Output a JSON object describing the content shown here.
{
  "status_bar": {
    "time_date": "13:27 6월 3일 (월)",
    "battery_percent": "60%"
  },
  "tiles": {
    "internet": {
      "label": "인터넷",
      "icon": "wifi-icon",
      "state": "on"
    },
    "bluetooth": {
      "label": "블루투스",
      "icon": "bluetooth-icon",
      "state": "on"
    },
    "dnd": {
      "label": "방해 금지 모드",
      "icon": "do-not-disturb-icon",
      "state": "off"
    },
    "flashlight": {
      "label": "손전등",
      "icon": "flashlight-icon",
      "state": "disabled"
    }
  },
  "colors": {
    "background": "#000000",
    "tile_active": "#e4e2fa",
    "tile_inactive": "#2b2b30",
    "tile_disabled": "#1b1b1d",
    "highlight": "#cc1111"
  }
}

====

- _What you should do_:
Scan the lines for the string "icon". Copy out each line that matches.

- _Answer to the problem_:
      "icon": "wifi-icon",
      "icon": "bluetooth-icon",
      "icon": "do-not-disturb-icon",
      "icon": "flashlight-icon",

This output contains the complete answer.